::: EXERCISE INPUTS

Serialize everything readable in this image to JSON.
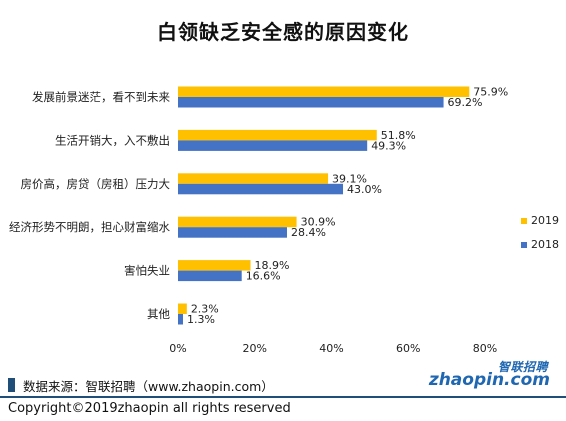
{
  "colors": {
    "y2019": "#ffc000",
    "y2018": "#4472c4",
    "accent": "#1f4e79",
    "brand": "#1f67b1"
  },
  "source": "数据来源：智联招聘（www.zhaopin.com）",
  "copyright": "Copyright©2019zhaopin all rights reserved",
  "logo": {
    "cn": "智联招聘",
    "en": "zhaopin.com"
  },
  "chart_data": {
    "type": "bar",
    "orientation": "horizontal",
    "title": "白领缺乏安全感的原因变化",
    "xlabel": "",
    "ylabel": "",
    "categories": [
      "发展前景迷茫，看不到未来",
      "生活开销大，入不敷出",
      "房价高，房贷（房租）压力大",
      "经济形势不明朗，担心财富缩水",
      "害怕失业",
      "其他"
    ],
    "series": [
      {
        "name": "2019",
        "values": [
          75.9,
          51.8,
          39.1,
          30.9,
          18.9,
          2.3
        ],
        "labels": [
          "75.9%",
          "51.8%",
          "39.1%",
          "30.9%",
          "18.9%",
          "2.3%"
        ]
      },
      {
        "name": "2018",
        "values": [
          69.2,
          49.3,
          43.0,
          28.4,
          16.6,
          1.3
        ],
        "labels": [
          "69.2%",
          "49.3%",
          "43.0%",
          "28.4%",
          "16.6%",
          "1.3%"
        ]
      }
    ],
    "xlim": [
      0,
      80
    ],
    "xticks": [
      0,
      20,
      40,
      60,
      80
    ],
    "xtick_labels": [
      "0%",
      "20%",
      "40%",
      "60%",
      "80%"
    ],
    "grid": false,
    "legend_position": "right"
  }
}
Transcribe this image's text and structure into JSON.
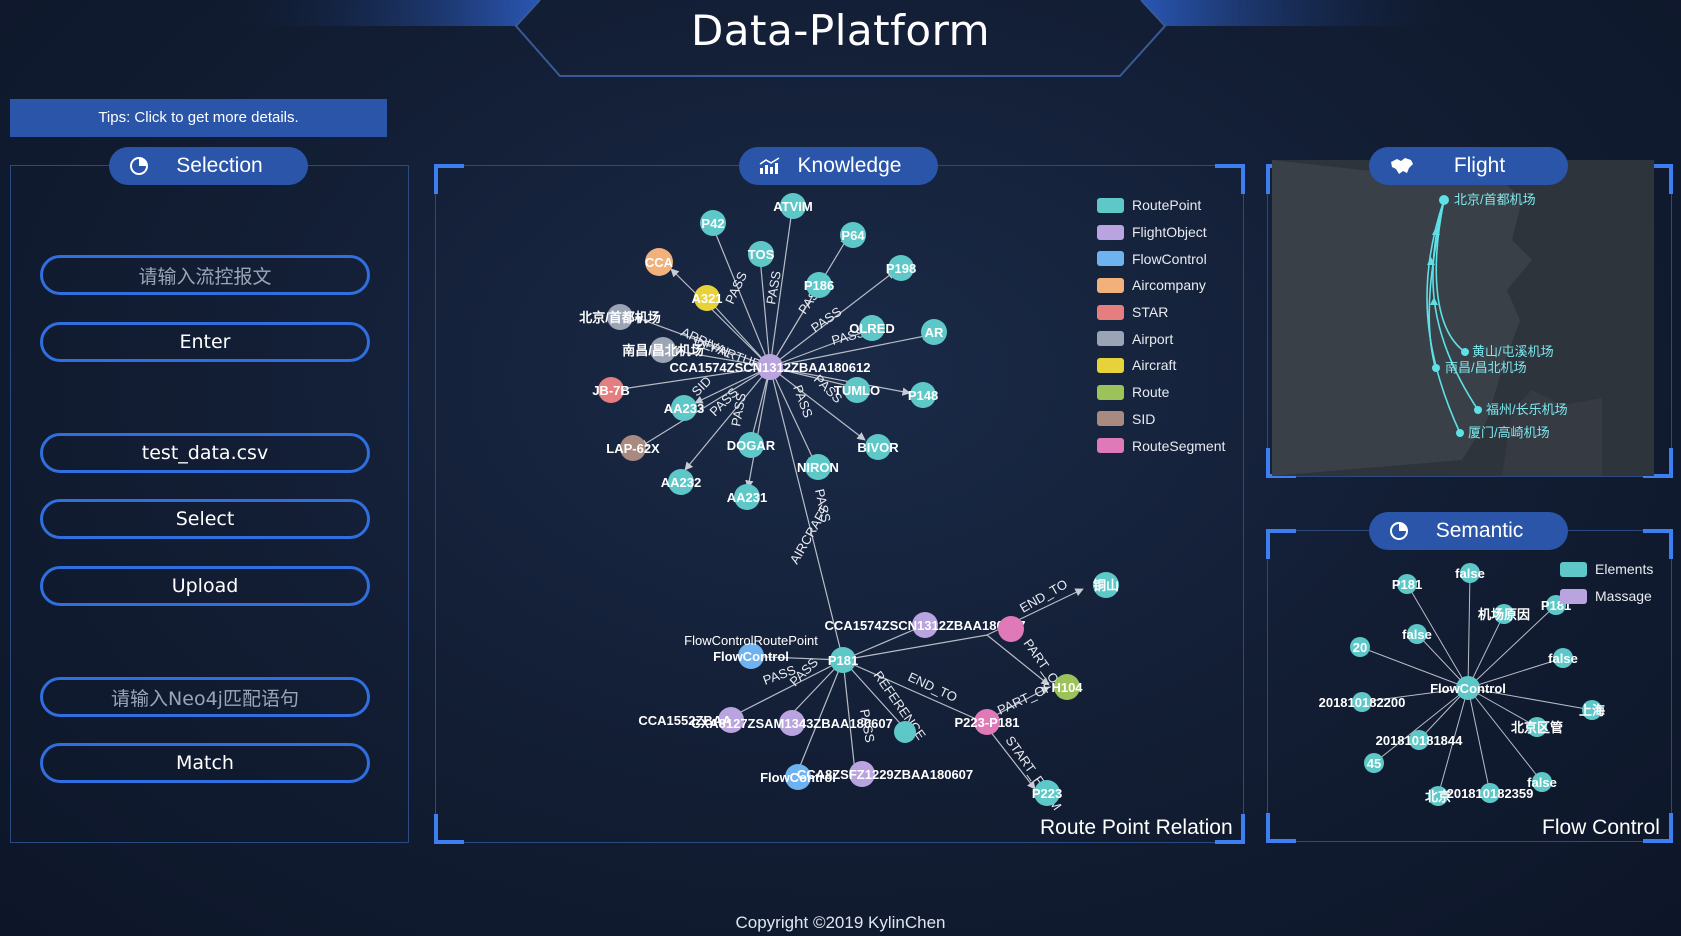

::::::

- **TASK BRIEF**
Pick out the lines that contain "this" and copy them.

- **EXERCISE SOLUTION**
Serialize everything readable in this image to JSON.
Transcribe this image's text and structure into JSON.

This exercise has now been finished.